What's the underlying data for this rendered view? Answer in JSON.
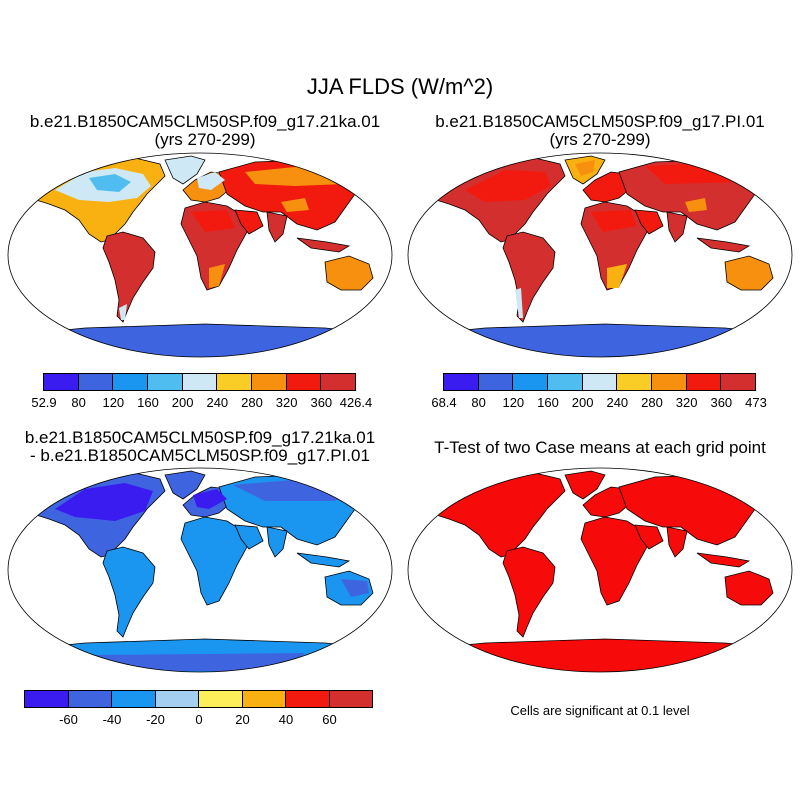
{
  "title": "JJA FLDS (W/m^2)",
  "panels": [
    {
      "title_line1": "b.e21.B1850CAM5CLM50SP.f09_g17.21ka.01",
      "title_line2": "(yrs 270-299)",
      "fill": "mean_21ka"
    },
    {
      "title_line1": "b.e21.B1850CAM5CLM50SP.f09_g17.PI.01",
      "title_line2": "(yrs 270-299)",
      "fill": "mean_pi"
    },
    {
      "title_line1": "b.e21.B1850CAM5CLM50SP.f09_g17.21ka.01",
      "title_line2": "- b.e21.B1850CAM5CLM50SP.f09_g17.PI.01",
      "fill": "difference"
    },
    {
      "title_line1": "T-Test of two Case means at each grid point",
      "title_line2": "",
      "fill": "significance"
    }
  ],
  "colorbars": {
    "mean_21ka": {
      "colors": [
        "#3a1cf0",
        "#3f64e0",
        "#1a96f0",
        "#4fbdf0",
        "#cfe8f5",
        "#f9cc26",
        "#f7900f",
        "#f21a0e",
        "#d42f2f"
      ],
      "labels": [
        "52.9",
        "80",
        "120",
        "160",
        "200",
        "240",
        "280",
        "320",
        "360",
        "426.4"
      ],
      "end_labels": true
    },
    "mean_pi": {
      "colors": [
        "#3a1cf0",
        "#3f64e0",
        "#1a96f0",
        "#4fbdf0",
        "#cfe8f5",
        "#f9cc26",
        "#f7900f",
        "#f21a0e",
        "#d42f2f"
      ],
      "labels": [
        "68.4",
        "80",
        "120",
        "160",
        "200",
        "240",
        "280",
        "320",
        "360",
        "473"
      ],
      "end_labels": true
    },
    "difference": {
      "colors": [
        "#3a1cf0",
        "#3f64e0",
        "#1a96f0",
        "#a5cff0",
        "#fcef5a",
        "#f9b011",
        "#f21a0e",
        "#d42f2f"
      ],
      "labels": [
        "-60",
        "-40",
        "-20",
        "0",
        "20",
        "40",
        "60"
      ],
      "end_labels": false
    }
  },
  "significance_note": "Cells are significant at 0.1 level",
  "palette": {
    "ocean": "#ffffff",
    "land_21ka_dominant": "#f21a0e",
    "land_pi_dominant": "#d42f2f",
    "land_diff_dominant": "#1a96f0",
    "ice_sheet_21ka": "#cfe8f5",
    "antarctica": "#3f64e0",
    "significant": "#f70a0a"
  }
}
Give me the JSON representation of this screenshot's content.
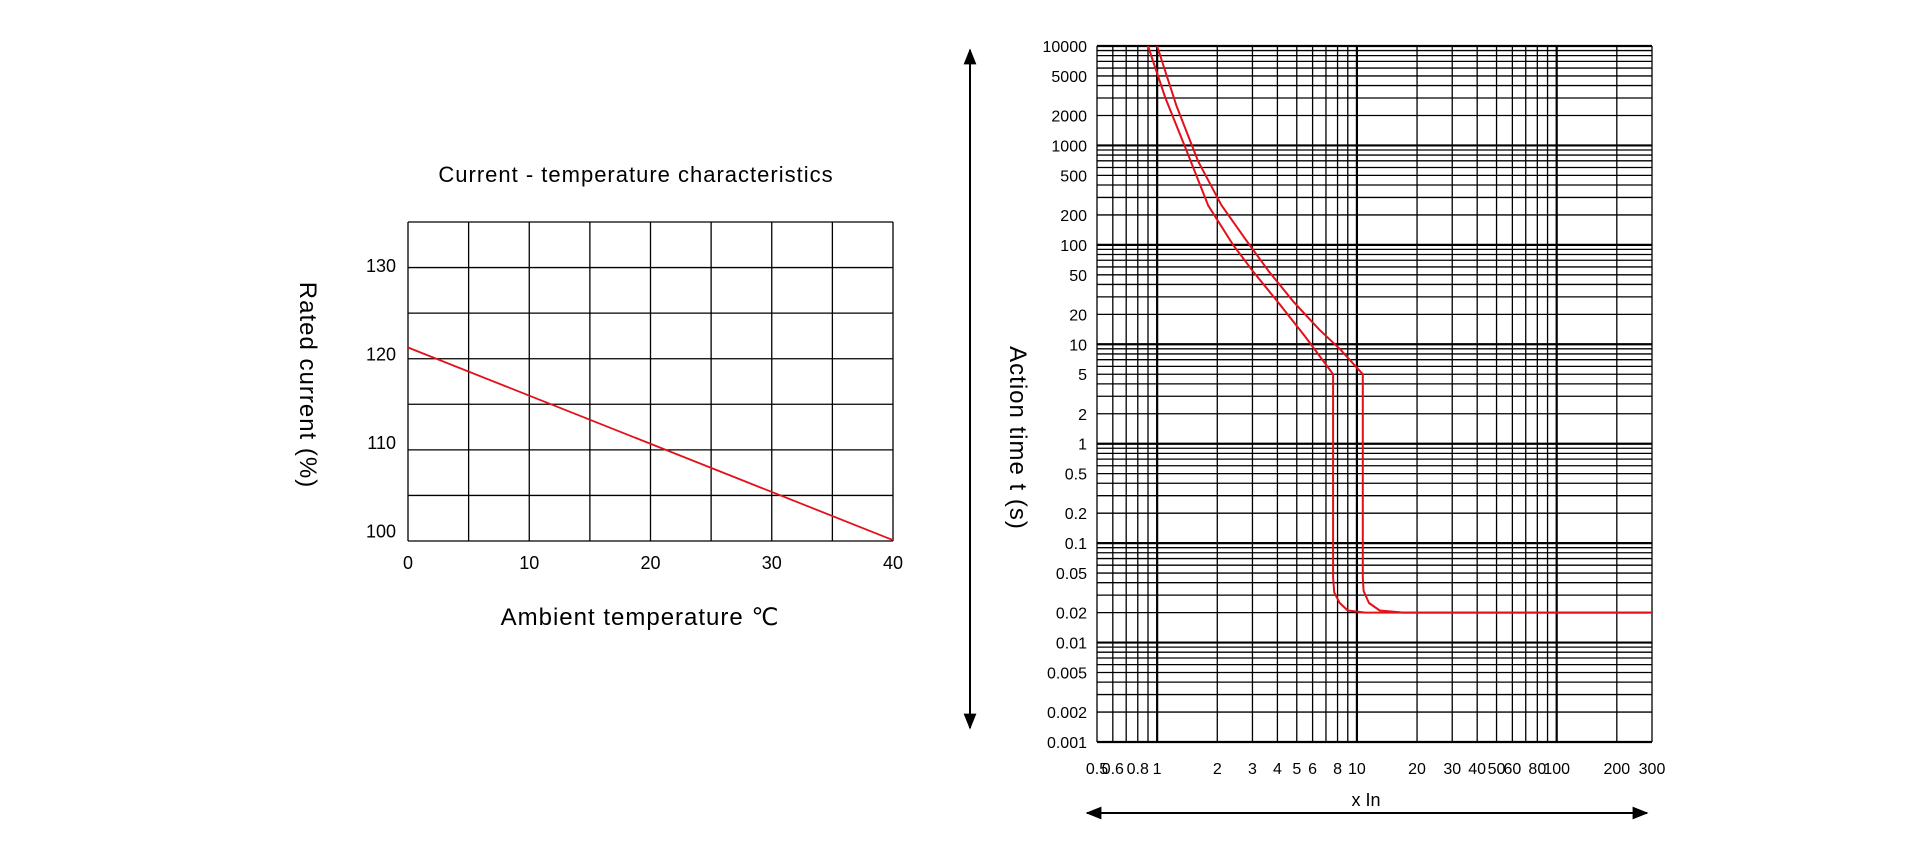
{
  "colors": {
    "curve": "#e3101a",
    "grid": "#000000",
    "background": "#ffffff"
  },
  "chart_data": [
    {
      "type": "line",
      "title": "Current - temperature characteristics",
      "xlabel": "Ambient temperature ℃",
      "ylabel": "Rated current (%)",
      "xlim": [
        0,
        40
      ],
      "ylim": [
        98.9,
        135
      ],
      "grid": true,
      "xticks": [
        0,
        10,
        20,
        30,
        40
      ],
      "yticks": [
        100,
        110,
        120,
        130
      ],
      "series": [
        {
          "x": [
            0,
            40
          ],
          "y": [
            120.8,
            99.0
          ]
        }
      ]
    },
    {
      "type": "line",
      "xlabel": "x In",
      "ylabel": "Action time t (s)",
      "x_scale": "log",
      "y_scale": "log",
      "xlim": [
        0.5,
        300
      ],
      "ylim": [
        0.001,
        10000
      ],
      "grid": true,
      "xticks": [
        0.5,
        0.6,
        0.8,
        1,
        2,
        3,
        4,
        5,
        6,
        8,
        10,
        20,
        30,
        40,
        50,
        60,
        80,
        100,
        200,
        300
      ],
      "xtick_labels": [
        "0.5",
        "0.6",
        "0.8",
        "1",
        "2",
        "3",
        "4",
        "5",
        "6",
        "8",
        "10",
        "20",
        "30",
        "40",
        "50",
        "60",
        "80",
        "100",
        "200",
        "300"
      ],
      "yticks": [
        0.001,
        0.002,
        0.005,
        0.01,
        0.02,
        0.05,
        0.1,
        0.2,
        0.5,
        1,
        2,
        5,
        10,
        20,
        50,
        100,
        200,
        500,
        1000,
        2000,
        5000,
        10000
      ],
      "ytick_labels": [
        "0.001",
        "0.002",
        "0.005",
        "0.01",
        "0.02",
        "0.05",
        "0.1",
        "0.2",
        "0.5",
        "1",
        "2",
        "5",
        "10",
        "20",
        "50",
        "100",
        "200",
        "500",
        "1000",
        "2000",
        "5000",
        "10000"
      ],
      "series": [
        {
          "x": [
            0.9,
            1.1,
            1.4,
            1.8,
            2.4,
            3.0,
            4.0,
            5.5,
            7.6,
            7.6,
            7.7,
            8.2,
            9.0,
            11.0,
            16.0,
            300
          ],
          "y": [
            10000,
            3000,
            900,
            250,
            100,
            55,
            27,
            12,
            5,
            0.045,
            0.032,
            0.025,
            0.021,
            0.02,
            0.02,
            0.02
          ]
        },
        {
          "x": [
            1.0,
            1.25,
            1.6,
            2.1,
            2.8,
            3.6,
            4.8,
            6.5,
            8.2,
            10.7,
            10.7,
            10.8,
            11.5,
            13.0,
            17.0,
            300
          ],
          "y": [
            10000,
            2500,
            700,
            250,
            110,
            55,
            27,
            14,
            9,
            5,
            0.045,
            0.033,
            0.025,
            0.021,
            0.02,
            0.02
          ]
        }
      ]
    }
  ]
}
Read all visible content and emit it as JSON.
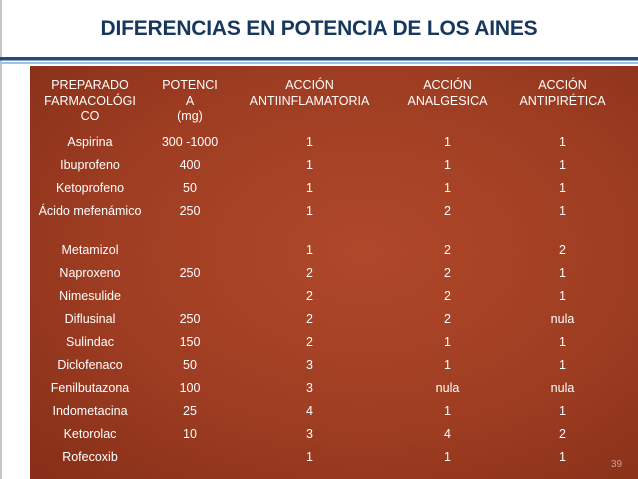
{
  "title": "DIFERENCIAS EN POTENCIA DE LOS AINES",
  "table": {
    "headers": [
      "PREPARADO FARMACOLÓGICO",
      "POTENCIA (mg)",
      "ACCIÓN ANTIINFLAMATORIA",
      "ACCIÓN ANALGESICA",
      "ACCIÓN ANTIPIRÉTICA"
    ],
    "header_lines": [
      [
        "PREPARADO",
        "FARMACOLÓGI",
        "CO"
      ],
      [
        "POTENCI",
        "A",
        "(mg)"
      ],
      [
        "ACCIÓN",
        "ANTIINFLAMATORIA"
      ],
      [
        "ACCIÓN",
        "ANALGESICA"
      ],
      [
        "ACCIÓN",
        "ANTIPIRÉTICA"
      ]
    ],
    "rows": [
      [
        "Aspirina",
        "300 -1000",
        "1",
        "1",
        "1"
      ],
      [
        "Ibuprofeno",
        "400",
        "1",
        "1",
        "1"
      ],
      [
        "Ketoprofeno",
        "50",
        "1",
        "1",
        "1"
      ],
      [
        "Ácido mefenámico",
        "250",
        "1",
        "2",
        "1"
      ],
      [
        "Metamizol",
        "",
        "1",
        "2",
        "2"
      ],
      [
        "Naproxeno",
        "250",
        "2",
        "2",
        "1"
      ],
      [
        "Nimesulide",
        "",
        "2",
        "2",
        "1"
      ],
      [
        "Diflusinal",
        "250",
        "2",
        "2",
        "nula"
      ],
      [
        "Sulindac",
        "150",
        "2",
        "1",
        "1"
      ],
      [
        "Diclofenaco",
        "50",
        "3",
        "1",
        "1"
      ],
      [
        "Fenilbutazona",
        "100",
        "3",
        "nula",
        "nula"
      ],
      [
        "Indometacina",
        "25",
        "4",
        "1",
        "1"
      ],
      [
        "Ketorolac",
        "10",
        "3",
        "4",
        "2"
      ],
      [
        "Rofecoxib",
        "",
        "1",
        "1",
        "1"
      ]
    ]
  },
  "slide_number": "39",
  "colors": {
    "title": "#17375e",
    "panel": "#9e3d22",
    "accent_line_dark": "#1f4e79",
    "accent_line_light": "#9dc3e6",
    "table_text": "#ffffff"
  }
}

> **The problem**: Write out the material above once more, exactly as it reads, with no pictures.

> **Answer to the problem**:
What's the underlying data for this rendered view? Answer in JSON.
{
  "title": "JJA FLDS (W/m^2)",
  "panels": [
    {
      "title_line1": "b.e21.B1850CAM5CLM50SP.f09_g17.21ka.01",
      "title_line2": "(yrs 270-299)",
      "fill": "mean_21ka"
    },
    {
      "title_line1": "b.e21.B1850CAM5CLM50SP.f09_g17.PI.01",
      "title_line2": "(yrs 270-299)",
      "fill": "mean_pi"
    },
    {
      "title_line1": "b.e21.B1850CAM5CLM50SP.f09_g17.21ka.01",
      "title_line2": "- b.e21.B1850CAM5CLM50SP.f09_g17.PI.01",
      "fill": "difference"
    },
    {
      "title_line1": "T-Test of two Case means at each grid point",
      "title_line2": "",
      "fill": "significance"
    }
  ],
  "colorbars": {
    "mean_21ka": {
      "colors": [
        "#3a1cf0",
        "#3f64e0",
        "#1a96f0",
        "#4fbdf0",
        "#cfe8f5",
        "#f9cc26",
        "#f7900f",
        "#f21a0e",
        "#d42f2f"
      ],
      "labels": [
        "52.9",
        "80",
        "120",
        "160",
        "200",
        "240",
        "280",
        "320",
        "360",
        "426.4"
      ],
      "end_labels": true
    },
    "mean_pi": {
      "colors": [
        "#3a1cf0",
        "#3f64e0",
        "#1a96f0",
        "#4fbdf0",
        "#cfe8f5",
        "#f9cc26",
        "#f7900f",
        "#f21a0e",
        "#d42f2f"
      ],
      "labels": [
        "68.4",
        "80",
        "120",
        "160",
        "200",
        "240",
        "280",
        "320",
        "360",
        "473"
      ],
      "end_labels": true
    },
    "difference": {
      "colors": [
        "#3a1cf0",
        "#3f64e0",
        "#1a96f0",
        "#a5cff0",
        "#fcef5a",
        "#f9b011",
        "#f21a0e",
        "#d42f2f"
      ],
      "labels": [
        "-60",
        "-40",
        "-20",
        "0",
        "20",
        "40",
        "60"
      ],
      "end_labels": false
    }
  },
  "significance_note": "Cells are significant at 0.1 level",
  "palette": {
    "ocean": "#ffffff",
    "land_21ka_dominant": "#f21a0e",
    "land_pi_dominant": "#d42f2f",
    "land_diff_dominant": "#1a96f0",
    "ice_sheet_21ka": "#cfe8f5",
    "antarctica": "#3f64e0",
    "significant": "#f70a0a"
  }
}
Give me the JSON representation of this screenshot's content.
{
  "colors": {
    "curve": "#e3101a",
    "grid": "#000000",
    "background": "#ffffff"
  },
  "chart_data": [
    {
      "type": "line",
      "title": "Current - temperature characteristics",
      "xlabel": "Ambient temperature ℃",
      "ylabel": "Rated current (%)",
      "xlim": [
        0,
        40
      ],
      "ylim": [
        98.9,
        135
      ],
      "grid": true,
      "xticks": [
        0,
        10,
        20,
        30,
        40
      ],
      "yticks": [
        100,
        110,
        120,
        130
      ],
      "series": [
        {
          "x": [
            0,
            40
          ],
          "y": [
            120.8,
            99.0
          ]
        }
      ]
    },
    {
      "type": "line",
      "xlabel": "x In",
      "ylabel": "Action time t (s)",
      "x_scale": "log",
      "y_scale": "log",
      "xlim": [
        0.5,
        300
      ],
      "ylim": [
        0.001,
        10000
      ],
      "grid": true,
      "xticks": [
        0.5,
        0.6,
        0.8,
        1,
        2,
        3,
        4,
        5,
        6,
        8,
        10,
        20,
        30,
        40,
        50,
        60,
        80,
        100,
        200,
        300
      ],
      "xtick_labels": [
        "0.5",
        "0.6",
        "0.8",
        "1",
        "2",
        "3",
        "4",
        "5",
        "6",
        "8",
        "10",
        "20",
        "30",
        "40",
        "50",
        "60",
        "80",
        "100",
        "200",
        "300"
      ],
      "yticks": [
        0.001,
        0.002,
        0.005,
        0.01,
        0.02,
        0.05,
        0.1,
        0.2,
        0.5,
        1,
        2,
        5,
        10,
        20,
        50,
        100,
        200,
        500,
        1000,
        2000,
        5000,
        10000
      ],
      "ytick_labels": [
        "0.001",
        "0.002",
        "0.005",
        "0.01",
        "0.02",
        "0.05",
        "0.1",
        "0.2",
        "0.5",
        "1",
        "2",
        "5",
        "10",
        "20",
        "50",
        "100",
        "200",
        "500",
        "1000",
        "2000",
        "5000",
        "10000"
      ],
      "series": [
        {
          "x": [
            0.9,
            1.1,
            1.4,
            1.8,
            2.4,
            3.0,
            4.0,
            5.5,
            7.6,
            7.6,
            7.7,
            8.2,
            9.0,
            11.0,
            16.0,
            300
          ],
          "y": [
            10000,
            3000,
            900,
            250,
            100,
            55,
            27,
            12,
            5,
            0.045,
            0.032,
            0.025,
            0.021,
            0.02,
            0.02,
            0.02
          ]
        },
        {
          "x": [
            1.0,
            1.25,
            1.6,
            2.1,
            2.8,
            3.6,
            4.8,
            6.5,
            8.2,
            10.7,
            10.7,
            10.8,
            11.5,
            13.0,
            17.0,
            300
          ],
          "y": [
            10000,
            2500,
            700,
            250,
            110,
            55,
            27,
            14,
            9,
            5,
            0.045,
            0.033,
            0.025,
            0.021,
            0.02,
            0.02
          ]
        }
      ]
    }
  ]
}
Read all visible content and emit it as JSON.
{
  "title": "DIFERENCIAS EN POTENCIA DE LOS AINES",
  "table": {
    "headers": [
      "PREPARADO FARMACOLÓGICO",
      "POTENCIA (mg)",
      "ACCIÓN ANTIINFLAMATORIA",
      "ACCIÓN ANALGESICA",
      "ACCIÓN ANTIPIRÉTICA"
    ],
    "header_lines": [
      [
        "PREPARADO",
        "FARMACOLÓGI",
        "CO"
      ],
      [
        "POTENCI",
        "A",
        "(mg)"
      ],
      [
        "ACCIÓN",
        "ANTIINFLAMATORIA"
      ],
      [
        "ACCIÓN",
        "ANALGESICA"
      ],
      [
        "ACCIÓN",
        "ANTIPIRÉTICA"
      ]
    ],
    "rows": [
      [
        "Aspirina",
        "300 -1000",
        "1",
        "1",
        "1"
      ],
      [
        "Ibuprofeno",
        "400",
        "1",
        "1",
        "1"
      ],
      [
        "Ketoprofeno",
        "50",
        "1",
        "1",
        "1"
      ],
      [
        "Ácido mefenámico",
        "250",
        "1",
        "2",
        "1"
      ],
      [
        "Metamizol",
        "",
        "1",
        "2",
        "2"
      ],
      [
        "Naproxeno",
        "250",
        "2",
        "2",
        "1"
      ],
      [
        "Nimesulide",
        "",
        "2",
        "2",
        "1"
      ],
      [
        "Diflusinal",
        "250",
        "2",
        "2",
        "nula"
      ],
      [
        "Sulindac",
        "150",
        "2",
        "1",
        "1"
      ],
      [
        "Diclofenaco",
        "50",
        "3",
        "1",
        "1"
      ],
      [
        "Fenilbutazona",
        "100",
        "3",
        "nula",
        "nula"
      ],
      [
        "Indometacina",
        "25",
        "4",
        "1",
        "1"
      ],
      [
        "Ketorolac",
        "10",
        "3",
        "4",
        "2"
      ],
      [
        "Rofecoxib",
        "",
        "1",
        "1",
        "1"
      ]
    ]
  },
  "slide_number": "39",
  "colors": {
    "title": "#17375e",
    "panel": "#9e3d22",
    "accent_line_dark": "#1f4e79",
    "accent_line_light": "#9dc3e6",
    "table_text": "#ffffff"
  }
}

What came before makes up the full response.